(The exercise) Return the listing below exactly, with the pictures dropped.

Records excerpted from a collection:
- - - -

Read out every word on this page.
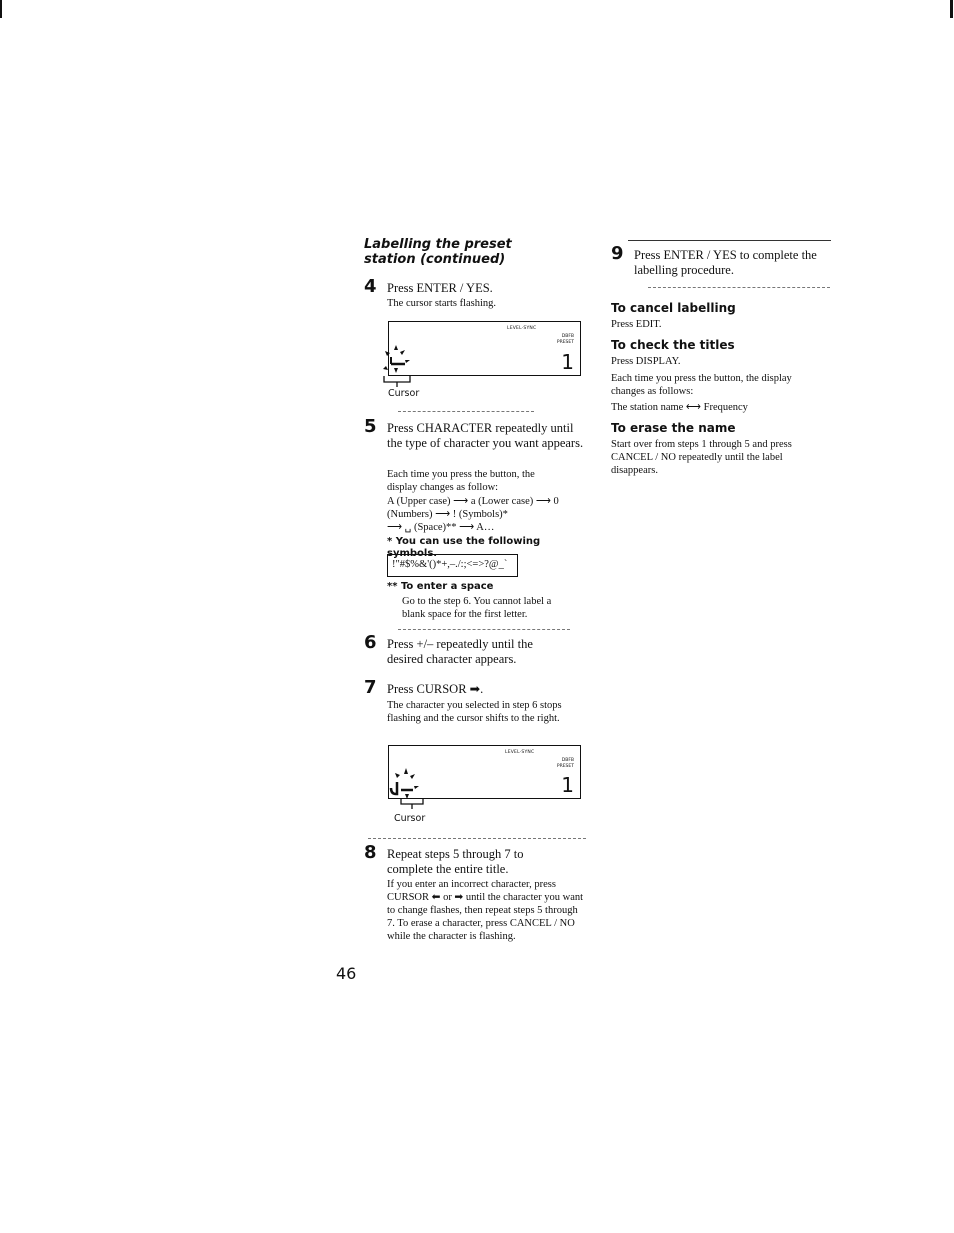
Labelling the preset station (continued)
4 Press ENTER / YES.
The cursor starts flashing.
LEVEL·SYNC
DBFB
PRESET
1
Cursor
5 Press CHARACTER repeatedly until the type of character you want appears.
Each time you press the button, the display changes as follow:
A (Upper case) ⟶ a (Lower case) ⟶ 0
(Numbers) ⟶ ! (Symbols)*
⟶ ␣ (Space)** ⟶ A…
* You can use the following symbols.
!"#$%&'()*+,–./:;<=>?@_`
** To enter a space
Go to the step 6. You cannot label a blank space for the first letter.
6 Press +/– repeatedly until the desired character appears.
7 Press CURSOR ➡.
The character you selected in step 6 stops flashing and the cursor shifts to the right.
LEVEL·SYNC
DBFB
PRESET
1
Cursor
8 Repeat steps 5 through 7 to complete the entire title.
If you enter an incorrect character, press CURSOR ⬅ or ➡ until the character you want to change flashes, then repeat steps 5 through 7. To erase a character, press CANCEL / NO while the character is flashing.
46
9 Press ENTER / YES to complete the labelling procedure.
To cancel labelling
Press EDIT.
To check the titles
Press DISPLAY.
Each time you press the button, the display changes as follows:
The station name ⟷ Frequency
To erase the name
Start over from steps 1 through 5 and press CANCEL / NO repeatedly until the label disappears.
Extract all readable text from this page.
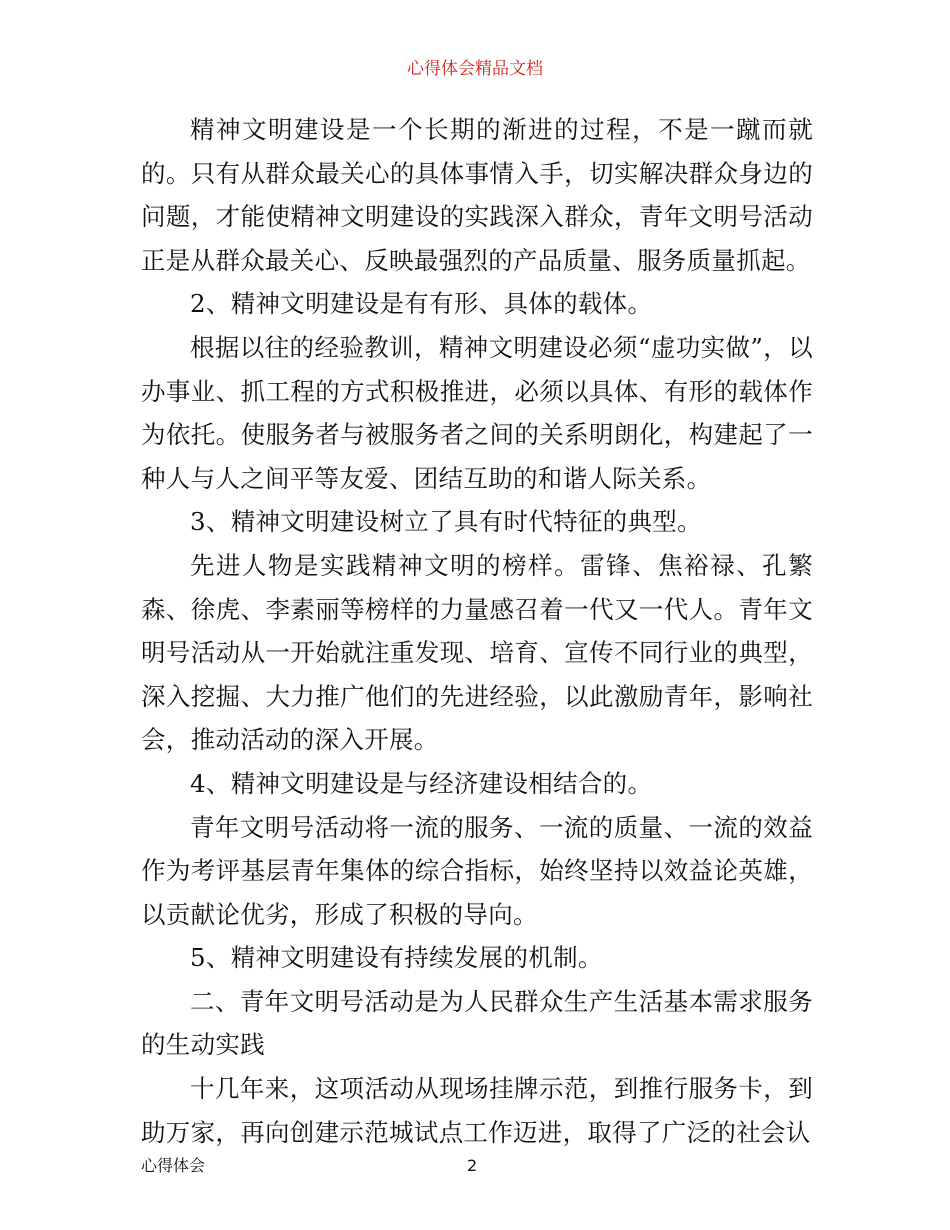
心得体会精品文档

精神文明建设是一个长期的渐进的过程，不是一蹴而就的。只有从群众最关心的具体事情入手，切实解决群众身边的问题，才能使精神文明建设的实践深入群众，青年文明号活动正是从群众最关心、反映最强烈的产品质量、服务质量抓起。

2、精神文明建设是有有形、具体的载体。

根据以往的经验教训，精神文明建设必须“虚功实做”，以办事业、抓工程的方式积极推进，必须以具体、有形的载体作为依托。使服务者与被服务者之间的关系明朗化，构建起了一种人与人之间平等友爱、团结互助的和谐人际关系。

3、精神文明建设树立了具有时代特征的典型。

先进人物是实践精神文明的榜样。雷锋、焦裕禄、孔繁森、徐虎、李素丽等榜样的力量感召着一代又一代人。青年文明号活动从一开始就注重发现、培育、宣传不同行业的典型，深入挖掘、大力推广他们的先进经验，以此激励青年，影响社会，推动活动的深入开展。

4、精神文明建设是与经济建设相结合的。

青年文明号活动将一流的服务、一流的质量、一流的效益作为考评基层青年集体的综合指标，始终坚持以效益论英雄，以贡献论优劣，形成了积极的导向。

5、精神文明建设有持续发展的机制。

二、青年文明号活动是为人民群众生产生活基本需求服务的生动实践

十几年来，这项活动从现场挂牌示范，到推行服务卡，到助万家，再向创建示范城试点工作迈进，取得了广泛的社会认

心得体会	2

- - - -

(Solution to this task)
Read out every word on this page.
Labelling the preset station (continued)
4 Press ENTER / YES.
The cursor starts flashing.
LEVEL·SYNC
DBFB
PRESET
1
Cursor
5 Press CHARACTER repeatedly until the type of character you want appears.
Each time you press the button, the display changes as follow:
A (Upper case) ⟶ a (Lower case) ⟶ 0
(Numbers) ⟶ ! (Symbols)*
⟶ ␣ (Space)** ⟶ A…
* You can use the following symbols.
!"#$%&'()*+,–./:;<=>?@_`
** To enter a space
Go to the step 6. You cannot label a blank space for the first letter.
6 Press +/– repeatedly until the desired character appears.
7 Press CURSOR ➡.
The character you selected in step 6 stops flashing and the cursor shifts to the right.
LEVEL·SYNC
DBFB
PRESET
1
Cursor
8 Repeat steps 5 through 7 to complete the entire title.
If you enter an incorrect character, press CURSOR ⬅ or ➡ until the character you want to change flashes, then repeat steps 5 through 7. To erase a character, press CANCEL / NO while the character is flashing.
46
9 Press ENTER / YES to complete the labelling procedure.
To cancel labelling
Press EDIT.
To check the titles
Press DISPLAY.
Each time you press the button, the display changes as follows:
The station name ⟷ Frequency
To erase the name
Start over from steps 1 through 5 and press CANCEL / NO repeatedly until the label disappears.
Extract all readable text from this page.
心得体会精品文档

精神文明建设是一个长期的渐进的过程，不是一蹴而就的。只有从群众最关心的具体事情入手，切实解决群众身边的问题，才能使精神文明建设的实践深入群众，青年文明号活动正是从群众最关心、反映最强烈的产品质量、服务质量抓起。

2、精神文明建设是有有形、具体的载体。

根据以往的经验教训，精神文明建设必须“虚功实做”，以办事业、抓工程的方式积极推进，必须以具体、有形的载体作为依托。使服务者与被服务者之间的关系明朗化，构建起了一种人与人之间平等友爱、团结互助的和谐人际关系。

3、精神文明建设树立了具有时代特征的典型。

先进人物是实践精神文明的榜样。雷锋、焦裕禄、孔繁森、徐虎、李素丽等榜样的力量感召着一代又一代人。青年文明号活动从一开始就注重发现、培育、宣传不同行业的典型，深入挖掘、大力推广他们的先进经验，以此激励青年，影响社会，推动活动的深入开展。

4、精神文明建设是与经济建设相结合的。

青年文明号活动将一流的服务、一流的质量、一流的效益作为考评基层青年集体的综合指标，始终坚持以效益论英雄，以贡献论优劣，形成了积极的导向。

5、精神文明建设有持续发展的机制。

二、青年文明号活动是为人民群众生产生活基本需求服务的生动实践

十几年来，这项活动从现场挂牌示范，到推行服务卡，到助万家，再向创建示范城试点工作迈进，取得了广泛的社会认

心得体会	2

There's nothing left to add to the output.